Entries from a dataset:
****************

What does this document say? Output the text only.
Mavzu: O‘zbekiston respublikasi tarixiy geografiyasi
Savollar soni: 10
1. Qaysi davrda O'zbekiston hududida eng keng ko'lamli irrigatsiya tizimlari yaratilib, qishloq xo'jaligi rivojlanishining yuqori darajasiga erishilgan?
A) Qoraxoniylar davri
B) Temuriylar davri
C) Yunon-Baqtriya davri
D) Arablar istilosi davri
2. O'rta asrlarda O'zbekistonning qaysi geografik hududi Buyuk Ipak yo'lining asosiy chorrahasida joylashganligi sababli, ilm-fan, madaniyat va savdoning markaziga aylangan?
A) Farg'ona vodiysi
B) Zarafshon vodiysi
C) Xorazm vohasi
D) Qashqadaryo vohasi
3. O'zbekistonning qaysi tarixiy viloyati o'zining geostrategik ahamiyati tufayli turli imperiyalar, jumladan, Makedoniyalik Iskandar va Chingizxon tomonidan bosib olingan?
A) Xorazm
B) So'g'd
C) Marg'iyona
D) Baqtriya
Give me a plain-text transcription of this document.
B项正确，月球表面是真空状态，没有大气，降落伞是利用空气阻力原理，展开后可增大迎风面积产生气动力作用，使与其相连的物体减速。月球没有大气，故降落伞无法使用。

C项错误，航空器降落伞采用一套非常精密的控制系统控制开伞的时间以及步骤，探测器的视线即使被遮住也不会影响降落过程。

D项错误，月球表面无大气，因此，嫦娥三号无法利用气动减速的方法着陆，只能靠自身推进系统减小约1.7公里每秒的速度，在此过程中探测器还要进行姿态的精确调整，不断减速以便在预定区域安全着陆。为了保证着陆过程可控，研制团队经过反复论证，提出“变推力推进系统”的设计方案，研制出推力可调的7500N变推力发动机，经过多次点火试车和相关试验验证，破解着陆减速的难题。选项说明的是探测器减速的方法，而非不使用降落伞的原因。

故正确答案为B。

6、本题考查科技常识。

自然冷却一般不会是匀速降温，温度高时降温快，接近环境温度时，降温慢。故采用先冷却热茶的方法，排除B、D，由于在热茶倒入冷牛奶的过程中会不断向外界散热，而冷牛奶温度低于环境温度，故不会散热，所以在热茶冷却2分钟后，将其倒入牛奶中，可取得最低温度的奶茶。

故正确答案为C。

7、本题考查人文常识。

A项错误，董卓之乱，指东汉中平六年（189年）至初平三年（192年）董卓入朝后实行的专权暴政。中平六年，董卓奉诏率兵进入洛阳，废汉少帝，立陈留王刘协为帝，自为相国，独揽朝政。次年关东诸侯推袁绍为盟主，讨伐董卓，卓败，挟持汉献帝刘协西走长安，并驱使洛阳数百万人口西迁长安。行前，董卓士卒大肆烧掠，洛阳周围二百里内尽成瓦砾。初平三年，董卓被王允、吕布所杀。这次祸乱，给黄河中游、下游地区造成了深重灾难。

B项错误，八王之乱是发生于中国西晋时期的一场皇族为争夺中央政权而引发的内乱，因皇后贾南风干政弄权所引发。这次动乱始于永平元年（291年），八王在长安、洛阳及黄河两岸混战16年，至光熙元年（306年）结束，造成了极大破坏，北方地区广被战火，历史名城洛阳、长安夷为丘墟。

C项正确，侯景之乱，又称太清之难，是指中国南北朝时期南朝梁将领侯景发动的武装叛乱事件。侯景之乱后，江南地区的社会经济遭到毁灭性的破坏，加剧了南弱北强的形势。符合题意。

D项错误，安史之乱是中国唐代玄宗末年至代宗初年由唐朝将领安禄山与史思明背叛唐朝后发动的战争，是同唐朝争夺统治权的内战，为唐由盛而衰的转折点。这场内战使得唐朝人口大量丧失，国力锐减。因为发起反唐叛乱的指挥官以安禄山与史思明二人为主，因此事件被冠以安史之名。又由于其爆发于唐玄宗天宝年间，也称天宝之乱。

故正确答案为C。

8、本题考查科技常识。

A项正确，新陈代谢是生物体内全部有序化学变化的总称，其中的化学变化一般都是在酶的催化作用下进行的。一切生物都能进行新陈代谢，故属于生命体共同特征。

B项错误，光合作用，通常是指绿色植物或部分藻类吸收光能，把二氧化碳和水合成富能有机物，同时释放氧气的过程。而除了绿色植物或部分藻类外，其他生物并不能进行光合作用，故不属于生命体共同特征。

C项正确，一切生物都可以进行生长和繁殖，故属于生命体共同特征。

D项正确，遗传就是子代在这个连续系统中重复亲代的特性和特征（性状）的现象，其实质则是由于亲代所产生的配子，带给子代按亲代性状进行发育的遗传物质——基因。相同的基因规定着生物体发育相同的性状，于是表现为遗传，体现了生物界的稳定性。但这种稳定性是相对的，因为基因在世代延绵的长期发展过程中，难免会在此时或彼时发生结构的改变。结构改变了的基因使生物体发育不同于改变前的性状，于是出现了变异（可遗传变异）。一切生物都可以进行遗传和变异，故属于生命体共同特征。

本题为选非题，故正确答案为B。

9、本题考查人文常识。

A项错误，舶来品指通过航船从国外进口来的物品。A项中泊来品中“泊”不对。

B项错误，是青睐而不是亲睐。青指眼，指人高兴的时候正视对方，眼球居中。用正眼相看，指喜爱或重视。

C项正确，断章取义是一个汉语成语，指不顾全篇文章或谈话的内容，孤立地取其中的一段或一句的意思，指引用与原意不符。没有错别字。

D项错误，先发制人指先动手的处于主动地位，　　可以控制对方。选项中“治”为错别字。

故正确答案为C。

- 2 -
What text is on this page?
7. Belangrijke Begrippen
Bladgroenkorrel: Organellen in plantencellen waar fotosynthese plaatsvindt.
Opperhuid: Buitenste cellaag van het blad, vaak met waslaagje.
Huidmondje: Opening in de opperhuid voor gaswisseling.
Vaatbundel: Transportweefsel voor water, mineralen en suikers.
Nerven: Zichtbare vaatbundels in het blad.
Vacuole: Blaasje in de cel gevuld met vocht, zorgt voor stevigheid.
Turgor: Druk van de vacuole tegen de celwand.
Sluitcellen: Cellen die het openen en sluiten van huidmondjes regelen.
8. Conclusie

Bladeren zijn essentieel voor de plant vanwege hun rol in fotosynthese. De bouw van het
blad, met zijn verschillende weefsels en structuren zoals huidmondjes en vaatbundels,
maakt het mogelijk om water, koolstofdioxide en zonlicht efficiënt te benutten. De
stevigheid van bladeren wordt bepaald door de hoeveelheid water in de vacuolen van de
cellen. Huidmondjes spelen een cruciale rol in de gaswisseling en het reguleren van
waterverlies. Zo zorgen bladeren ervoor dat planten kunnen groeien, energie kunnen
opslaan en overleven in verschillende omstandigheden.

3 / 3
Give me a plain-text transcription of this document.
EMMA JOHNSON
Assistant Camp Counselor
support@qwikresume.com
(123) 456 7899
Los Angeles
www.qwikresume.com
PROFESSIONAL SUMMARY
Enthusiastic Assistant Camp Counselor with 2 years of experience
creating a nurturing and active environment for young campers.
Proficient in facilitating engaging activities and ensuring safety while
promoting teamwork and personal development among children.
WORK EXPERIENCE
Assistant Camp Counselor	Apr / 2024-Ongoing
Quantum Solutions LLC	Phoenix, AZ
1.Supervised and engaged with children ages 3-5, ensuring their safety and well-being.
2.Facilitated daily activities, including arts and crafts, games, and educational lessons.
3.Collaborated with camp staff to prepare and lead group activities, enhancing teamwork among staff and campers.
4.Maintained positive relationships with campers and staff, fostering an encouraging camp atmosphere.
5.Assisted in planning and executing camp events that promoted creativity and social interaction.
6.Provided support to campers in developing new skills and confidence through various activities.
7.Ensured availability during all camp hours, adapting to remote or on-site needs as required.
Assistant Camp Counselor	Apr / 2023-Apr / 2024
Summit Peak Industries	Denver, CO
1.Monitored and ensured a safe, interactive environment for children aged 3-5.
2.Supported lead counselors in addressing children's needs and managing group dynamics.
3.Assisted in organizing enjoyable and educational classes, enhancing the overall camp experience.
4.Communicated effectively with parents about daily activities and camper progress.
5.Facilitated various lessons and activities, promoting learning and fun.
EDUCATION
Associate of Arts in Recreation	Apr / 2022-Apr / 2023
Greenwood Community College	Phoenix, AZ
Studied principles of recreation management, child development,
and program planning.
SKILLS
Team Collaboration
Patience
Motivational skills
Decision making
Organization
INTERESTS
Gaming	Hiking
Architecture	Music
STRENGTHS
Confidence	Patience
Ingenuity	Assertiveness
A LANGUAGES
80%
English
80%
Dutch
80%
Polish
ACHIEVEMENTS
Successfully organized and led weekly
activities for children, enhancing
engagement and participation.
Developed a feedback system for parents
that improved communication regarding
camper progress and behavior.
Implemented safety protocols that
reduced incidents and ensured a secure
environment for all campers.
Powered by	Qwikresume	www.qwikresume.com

****************

**Task brief:** Identify and copy lines that hold the string "parents".

**Task answer:**
4.Communicated effectively with parents about daily activities and camper progress.
Developed a feedback system for parents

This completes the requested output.